SET TASK:
Work out how many lines in the listing below include the word "immigration"; answer with the number alone.

++++ DATASET RECORDS ++++

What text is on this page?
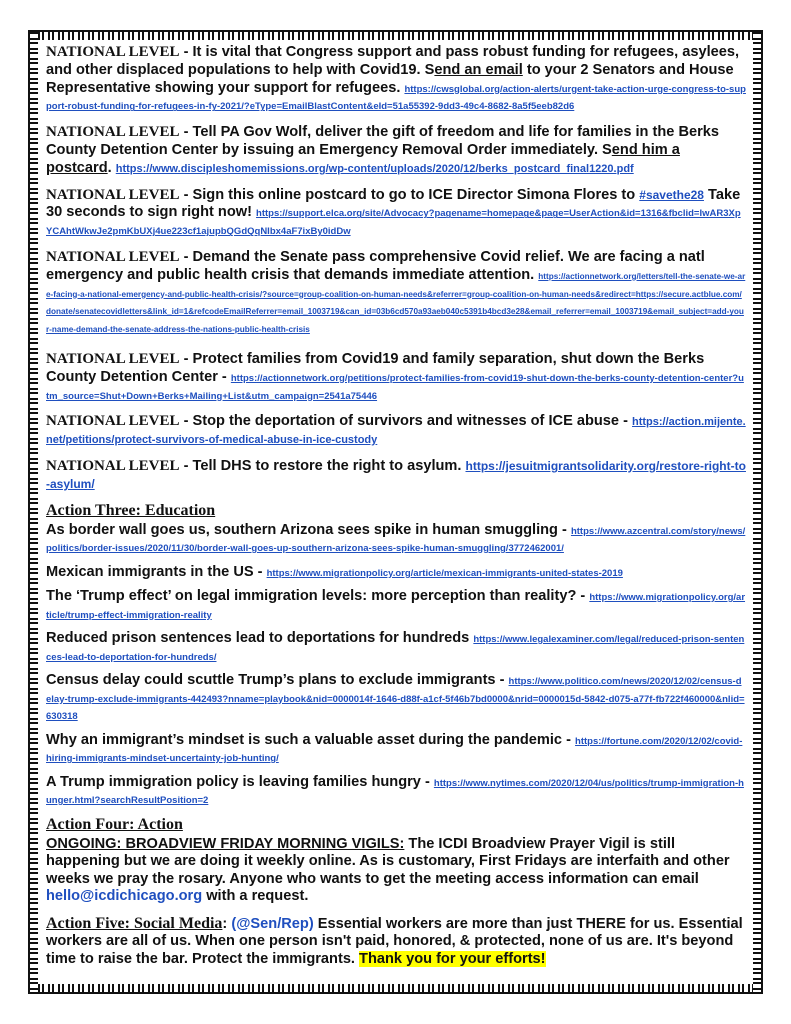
NATIONAL LEVEL - It is vital that Congress support and pass robust funding for refugees, asylees, and other displaced populations to help with Covid19. Send an email to your 2 Senators and House Representative showing your support for refugees. https://cwsglobal.org/action-alerts/urgent-take-action-urge-congress-to-support-robust-funding-for-refugees-in-fy-2021/?eType=EmailBlastContent&eId=51a55392-9dd3-49c4-8682-8a5f5eeb82d6
NATIONAL LEVEL - Tell PA Gov Wolf, deliver the gift of freedom and life for families in the Berks County Detention Center by issuing an Emergency Removal Order immediately. Send him a postcard. https://www.discipleshomemissions.org/wp-content/uploads/2020/12/berks_postcard_final1220.pdf
NATIONAL LEVEL - Sign this online postcard to go to ICE Director Simona Flores to #savethe28 Take 30 seconds to sign right now! https://support.elca.org/site/Advocacy?pagename=homepage&page=UserAction&id=1316&fbclid=IwAR3XpYCAhtWkwJe2pmKbUXj4ue223cf1ajupbQGdQqNIbx4aF7ixBy0idDw
NATIONAL LEVEL - Demand the Senate pass comprehensive Covid relief. We are facing a natl emergency and public health crisis that demands immediate attention. https://actionnetwork.org/letters/tell-the-senate-we-are-facing-a-national-emergency-and-public-health-crisis/?source=group-coalition-on-human-needs&referrer=group-coalition-on-human-needs&redirect=https://secure.actblue.com/donate/senatecovidletters&link_id=1&refcodeEmailReferrer=email_1003719&can_id=03b6cd570a93aeb040c5391b4bcd3e28&email_referrer=email_1003719&email_subject=add-your-name-demand-the-senate-address-the-nations-public-health-crisis
NATIONAL LEVEL - Protect families from Covid19 and family separation, shut down the Berks County Detention Center - https://actionnetwork.org/petitions/protect-families-from-covid19-shut-down-the-berks-county-detention-center?utm_source=Shut+Down+Berks+Mailing+List&utm_campaign=2541a75446
NATIONAL LEVEL - Stop the deportation of survivors and witnesses of ICE abuse - https://action.mijente.net/petitions/protect-survivors-of-medical-abuse-in-ice-custody
NATIONAL LEVEL - Tell DHS to restore the right to asylum. https://jesuitmigrantsolidarity.org/restore-right-to-asylum/
Action Three: Education
As border wall goes us, southern Arizona sees spike in human smuggling - https://www.azcentral.com/story/news/politics/border-issues/2020/11/30/border-wall-goes-up-southern-arizona-sees-spike-human-smuggling/3772462001/
Mexican immigrants in the US - https://www.migrationpolicy.org/article/mexican-immigrants-united-states-2019
The ‘Trump effect’ on legal immigration levels: more perception than reality? - https://www.migrationpolicy.org/article/trump-effect-immigration-reality
Reduced prison sentences lead to deportations for hundreds https://www.legalexaminer.com/legal/reduced-prison-sentences-lead-to-deportation-for-hundreds/
Census delay could scuttle Trump’s plans to exclude immigrants - https://www.politico.com/news/2020/12/02/census-delay-trump-exclude-immigrants-442493?nname=playbook&nid=0000014f-1646-d88f-a1cf-5f46b7bd0000&nrid=0000015d-5842-d075-a77f-fb722f460000&nlid=630318
Why an immigrant’s mindset is such a valuable asset during the pandemic - https://fortune.com/2020/12/02/covid-hiring-immigrants-mindset-uncertainty-job-hunting/
A Trump immigration policy is leaving families hungry - https://www.nytimes.com/2020/12/04/us/politics/trump-immigration-hunger.html?searchResultPosition=2
Action Four: Action
ONGOING: BROADVIEW FRIDAY MORNING VIGILS: The ICDI Broadview Prayer Vigil is still happening but we are doing it weekly online. As is customary, First Fridays are interfaith and other weeks we pray the rosary. Anyone who wants to get the meeting access information can email hello@icdichicago.org with a request.
Action Five: Social Media: (@Sen/Rep) Essential workers are more than just THERE for us. Essential workers are all of us. When one person isn't paid, honored, & protected, none of us are. It's beyond time to raise the bar. Protect the immigrants. Thank you for your efforts!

++++

RESULT BELOW:
2